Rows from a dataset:
** START **
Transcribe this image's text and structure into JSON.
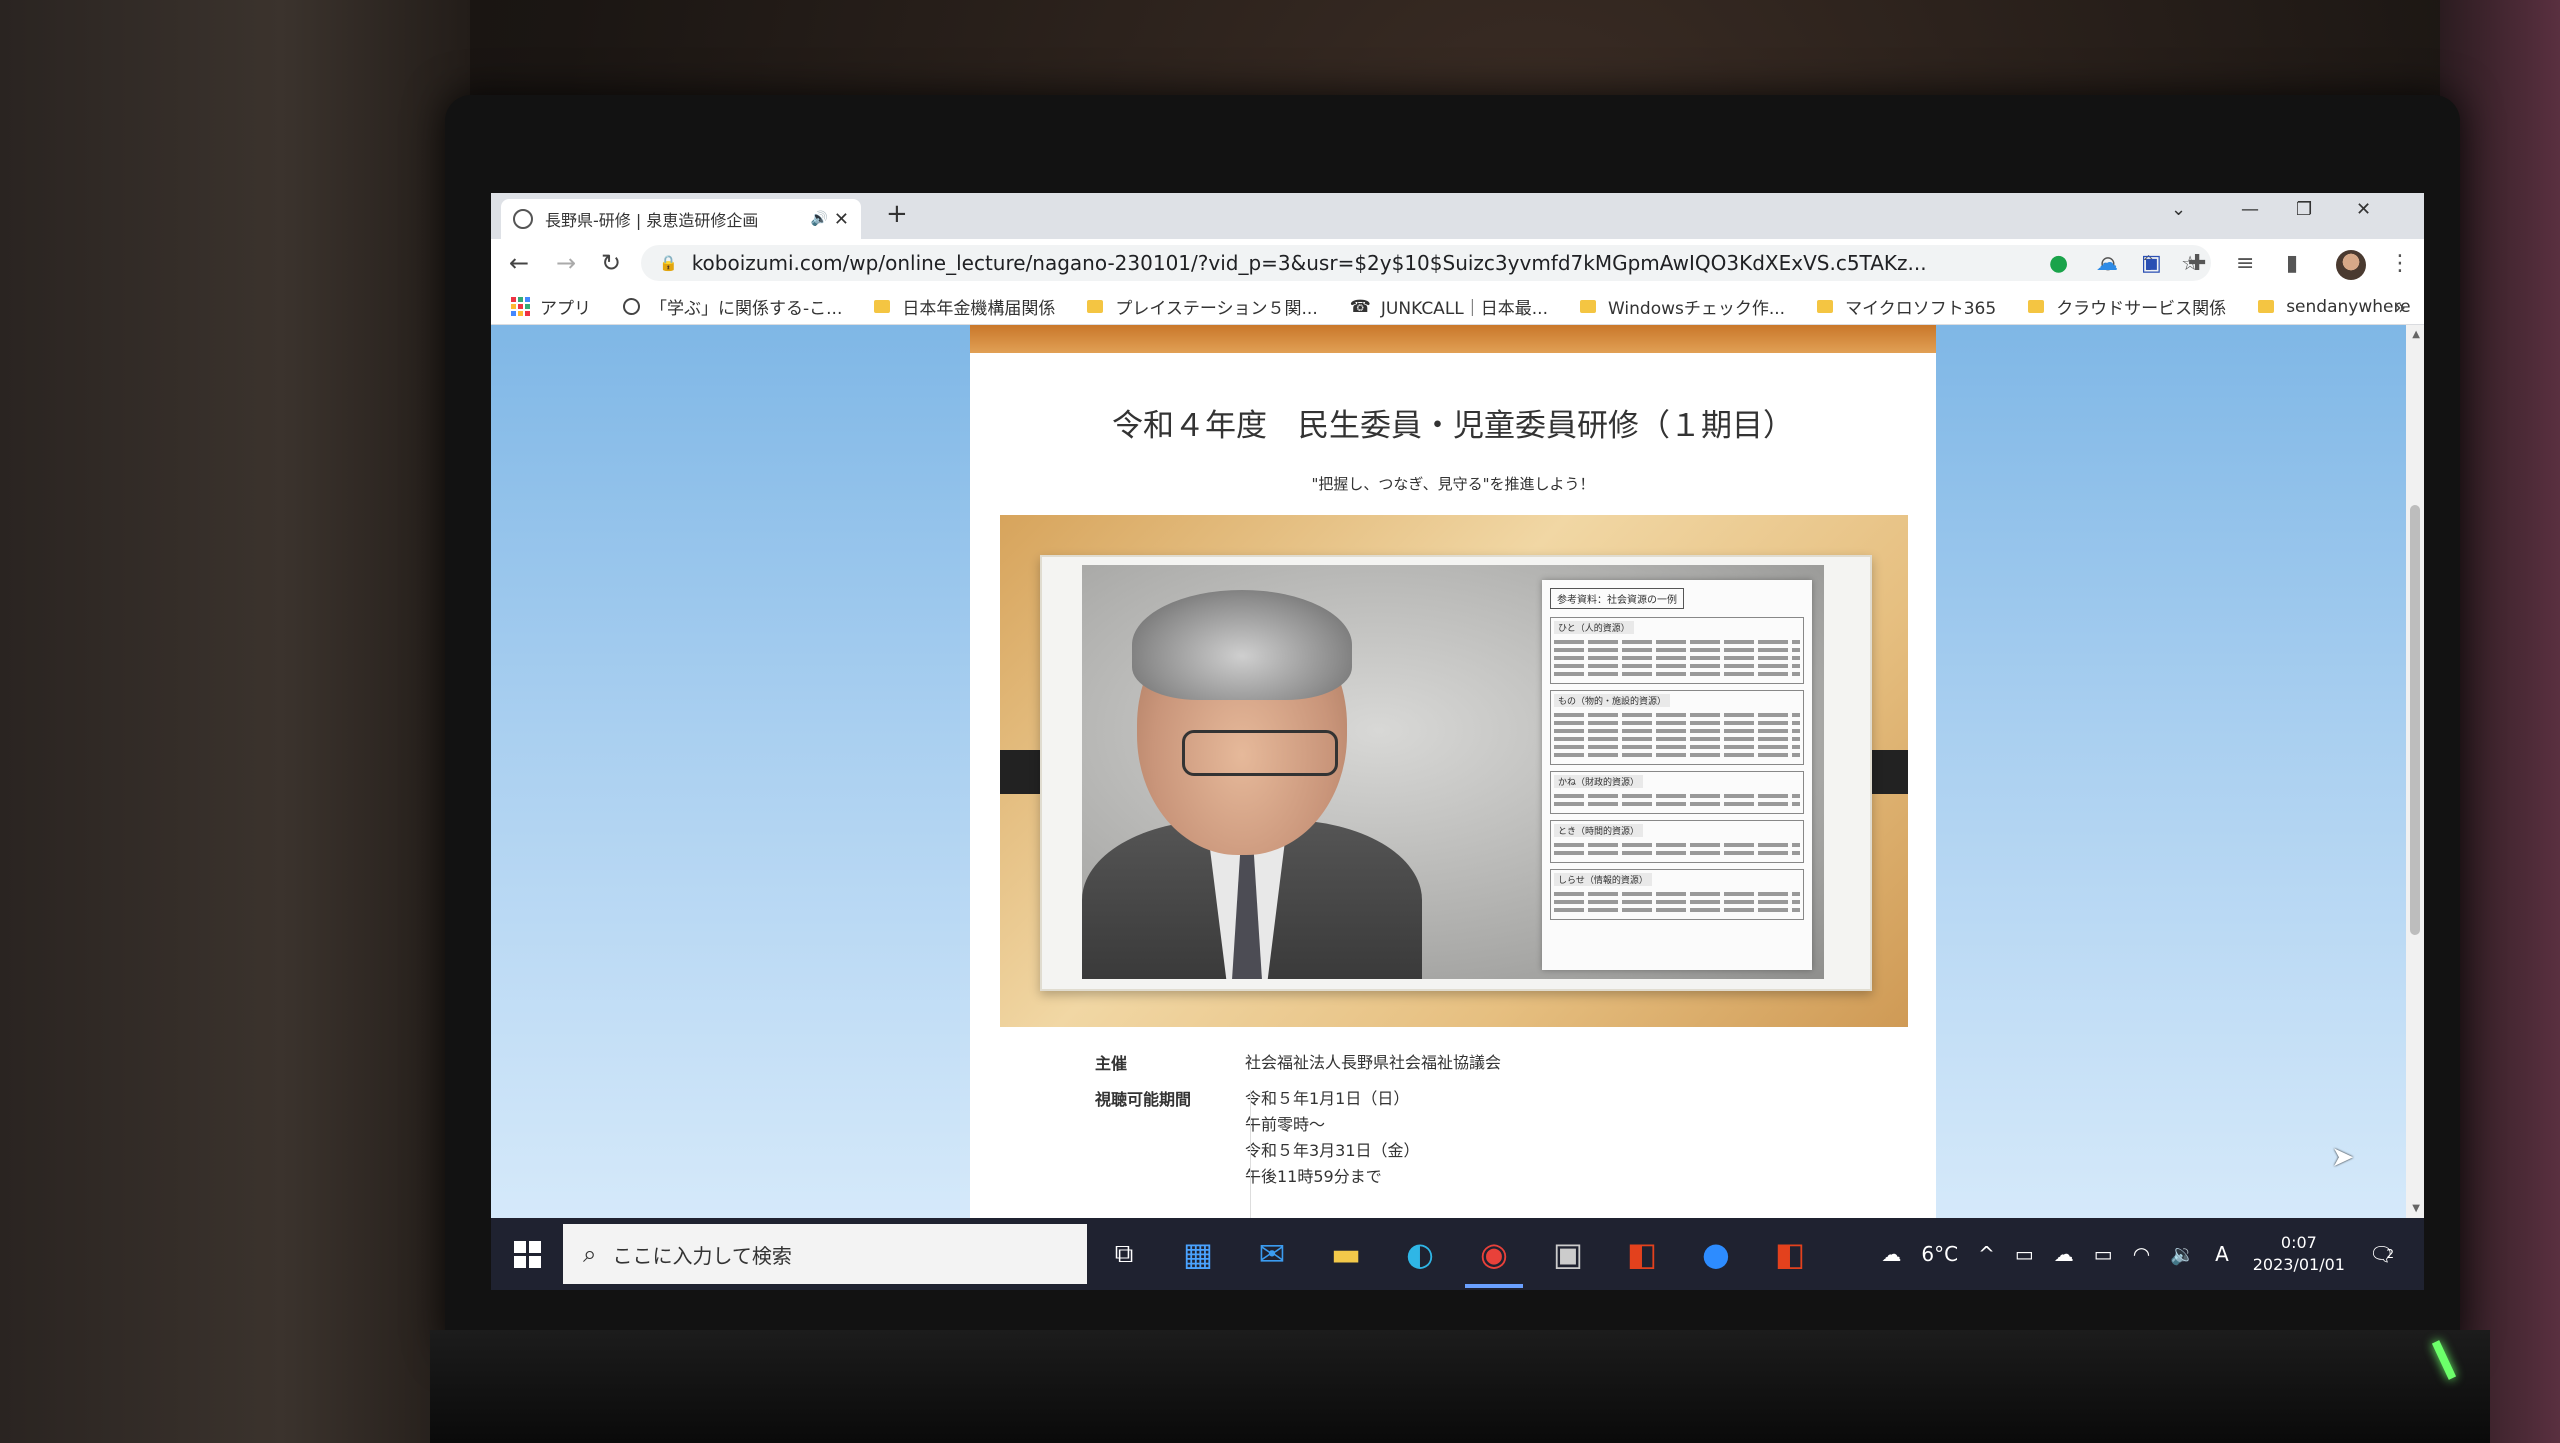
{
  "browser": {
    "tab_title": "長野県-研修 | 泉恵造研修企画",
    "tab_audio_icon": "speaker-icon",
    "url": "koboizumi.com/wp/online_lecture/nagano-230101/?vid_p=3&usr=$2y$10$Suizc3yvmfd7kMGpmAwIQO3KdXExVS.c5TAKz...",
    "bookmarks": [
      {
        "label": "アプリ",
        "icon": "apps-icon"
      },
      {
        "label": "「学ぶ」に関係する-こ...",
        "icon": "globe-icon"
      },
      {
        "label": "日本年金機構届関係",
        "icon": "folder-icon"
      },
      {
        "label": "プレイステーション５関...",
        "icon": "folder-icon"
      },
      {
        "label": "JUNKCALL｜日本最...",
        "icon": "site-icon"
      },
      {
        "label": "Windowsチェック作...",
        "icon": "folder-icon"
      },
      {
        "label": "マイクロソフト365",
        "icon": "folder-icon"
      },
      {
        "label": "クラウドサービス関係",
        "icon": "folder-icon"
      },
      {
        "label": "sendanywhere",
        "icon": "folder-icon"
      }
    ]
  },
  "page": {
    "title": "令和４年度　民生委員・児童委員研修（１期目）",
    "subtitle": "\"把握し、つなぎ、見守る\"を推進しよう！",
    "document": {
      "heading": "参考資料：社会資源の一例",
      "sections": [
        "ひと（人的資源）",
        "もの（物的・施設的資源）",
        "かね（財政的資源）",
        "とき（時間的資源）",
        "しらせ（情報的資源）"
      ]
    },
    "info": [
      {
        "key": "主催",
        "values": [
          "社会福祉法人長野県社会福祉協議会"
        ]
      },
      {
        "key": "視聴可能期間",
        "values": [
          "令和５年1月1日（日）",
          "午前零時～",
          "令和５年3月31日（金）",
          "午後11時59分まで"
        ]
      }
    ]
  },
  "taskbar": {
    "search_placeholder": "ここに入力して検索",
    "weather": "6°C",
    "time": "0:07",
    "date": "2023/01/01",
    "ime": "A",
    "notification_count": "2"
  }
}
** END **
Across the entries above, how many lines contain "label"? Provide only the count.

• Written answer: 9